What the task asks:
Give every line of the material again, exactly as written.

_____

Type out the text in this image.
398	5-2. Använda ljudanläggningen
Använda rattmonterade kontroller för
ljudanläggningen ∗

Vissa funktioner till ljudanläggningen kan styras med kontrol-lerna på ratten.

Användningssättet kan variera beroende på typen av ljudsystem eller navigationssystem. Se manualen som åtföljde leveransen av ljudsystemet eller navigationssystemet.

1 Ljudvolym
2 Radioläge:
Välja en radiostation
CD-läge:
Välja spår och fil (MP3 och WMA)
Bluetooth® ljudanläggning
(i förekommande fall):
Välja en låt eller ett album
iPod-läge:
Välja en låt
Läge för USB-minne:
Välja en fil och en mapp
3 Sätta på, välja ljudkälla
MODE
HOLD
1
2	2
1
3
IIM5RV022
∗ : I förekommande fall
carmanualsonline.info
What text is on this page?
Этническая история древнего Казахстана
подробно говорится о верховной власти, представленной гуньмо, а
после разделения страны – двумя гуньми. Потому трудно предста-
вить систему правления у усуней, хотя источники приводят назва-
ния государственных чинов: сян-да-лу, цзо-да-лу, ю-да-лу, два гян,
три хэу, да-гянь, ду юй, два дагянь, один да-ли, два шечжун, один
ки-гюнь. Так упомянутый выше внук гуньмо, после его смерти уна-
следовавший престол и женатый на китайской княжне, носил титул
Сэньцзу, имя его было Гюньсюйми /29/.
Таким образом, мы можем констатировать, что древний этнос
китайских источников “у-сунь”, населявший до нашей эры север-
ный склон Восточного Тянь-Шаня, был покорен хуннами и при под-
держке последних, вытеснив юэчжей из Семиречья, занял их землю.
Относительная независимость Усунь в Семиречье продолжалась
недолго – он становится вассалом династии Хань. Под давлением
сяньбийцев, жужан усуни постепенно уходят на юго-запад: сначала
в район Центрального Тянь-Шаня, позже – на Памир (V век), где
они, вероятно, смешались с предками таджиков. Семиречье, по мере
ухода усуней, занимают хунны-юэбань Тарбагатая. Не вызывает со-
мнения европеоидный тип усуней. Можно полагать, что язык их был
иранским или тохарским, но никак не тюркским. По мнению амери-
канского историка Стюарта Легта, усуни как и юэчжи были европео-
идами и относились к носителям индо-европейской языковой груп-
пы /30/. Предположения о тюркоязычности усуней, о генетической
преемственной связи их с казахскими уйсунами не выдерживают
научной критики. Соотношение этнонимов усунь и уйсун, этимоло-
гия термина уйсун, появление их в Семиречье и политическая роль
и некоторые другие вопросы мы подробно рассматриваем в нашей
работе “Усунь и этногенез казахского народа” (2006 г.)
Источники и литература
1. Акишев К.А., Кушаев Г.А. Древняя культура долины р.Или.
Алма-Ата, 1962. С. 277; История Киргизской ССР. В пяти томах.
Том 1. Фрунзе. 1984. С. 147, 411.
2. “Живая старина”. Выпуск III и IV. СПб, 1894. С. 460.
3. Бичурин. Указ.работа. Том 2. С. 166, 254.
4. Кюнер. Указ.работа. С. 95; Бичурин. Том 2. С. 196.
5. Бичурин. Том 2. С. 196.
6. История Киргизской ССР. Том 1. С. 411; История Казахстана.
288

_____

Complete response:
Type out the text in this image.
398	5-2. Använda ljudanläggningen
Använda rattmonterade kontroller för
ljudanläggningen ∗

Vissa funktioner till ljudanläggningen kan styras med kontrol-lerna på ratten.

Användningssättet kan variera beroende på typen av ljudsystem eller navigationssystem. Se manualen som åtföljde leveransen av ljudsystemet eller navigationssystemet.

1 Ljudvolym
2 Radioläge:
Välja en radiostation
CD-läge:
Välja spår och fil (MP3 och WMA)
Bluetooth® ljudanläggning
(i förekommande fall):
Välja en låt eller ett album
iPod-läge:
Välja en låt
Läge för USB-minne:
Välja en fil och en mapp
3 Sätta på, välja ljudkälla
MODE
HOLD
1
2	2
1
3
IIM5RV022
∗ : I förekommande fall
carmanualsonline.info
What text is on this page?
Этническая история древнего Казахстана
подробно говорится о верховной власти, представленной гуньмо, а
после разделения страны – двумя гуньми. Потому трудно предста-
вить систему правления у усуней, хотя источники приводят назва-
ния государственных чинов: сян-да-лу, цзо-да-лу, ю-да-лу, два гян,
три хэу, да-гянь, ду юй, два дагянь, один да-ли, два шечжун, один
ки-гюнь. Так упомянутый выше внук гуньмо, после его смерти уна-
следовавший престол и женатый на китайской княжне, носил титул
Сэньцзу, имя его было Гюньсюйми /29/.
Таким образом, мы можем констатировать, что древний этнос
китайских источников “у-сунь”, населявший до нашей эры север-
ный склон Восточного Тянь-Шаня, был покорен хуннами и при под-
держке последних, вытеснив юэчжей из Семиречья, занял их землю.
Относительная независимость Усунь в Семиречье продолжалась
недолго – он становится вассалом династии Хань. Под давлением
сяньбийцев, жужан усуни постепенно уходят на юго-запад: сначала
в район Центрального Тянь-Шаня, позже – на Памир (V век), где
они, вероятно, смешались с предками таджиков. Семиречье, по мере
ухода усуней, занимают хунны-юэбань Тарбагатая. Не вызывает со-
мнения европеоидный тип усуней. Можно полагать, что язык их был
иранским или тохарским, но никак не тюркским. По мнению амери-
канского историка Стюарта Легта, усуни как и юэчжи были европео-
идами и относились к носителям индо-европейской языковой груп-
пы /30/. Предположения о тюркоязычности усуней, о генетической
преемственной связи их с казахскими уйсунами не выдерживают
научной критики. Соотношение этнонимов усунь и уйсун, этимоло-
гия термина уйсун, появление их в Семиречье и политическая роль
и некоторые другие вопросы мы подробно рассматриваем в нашей
работе “Усунь и этногенез казахского народа” (2006 г.)
Источники и литература
1. Акишев К.А., Кушаев Г.А. Древняя культура долины р.Или.
Алма-Ата, 1962. С. 277; История Киргизской ССР. В пяти томах.
Том 1. Фрунзе. 1984. С. 147, 411.
2. “Живая старина”. Выпуск III и IV. СПб, 1894. С. 460.
3. Бичурин. Указ.работа. Том 2. С. 166, 254.
4. Кюнер. Указ.работа. С. 95; Бичурин. Том 2. С. 196.
5. Бичурин. Том 2. С. 196.
6. История Киргизской ССР. Том 1. С. 411; История Казахстана.
288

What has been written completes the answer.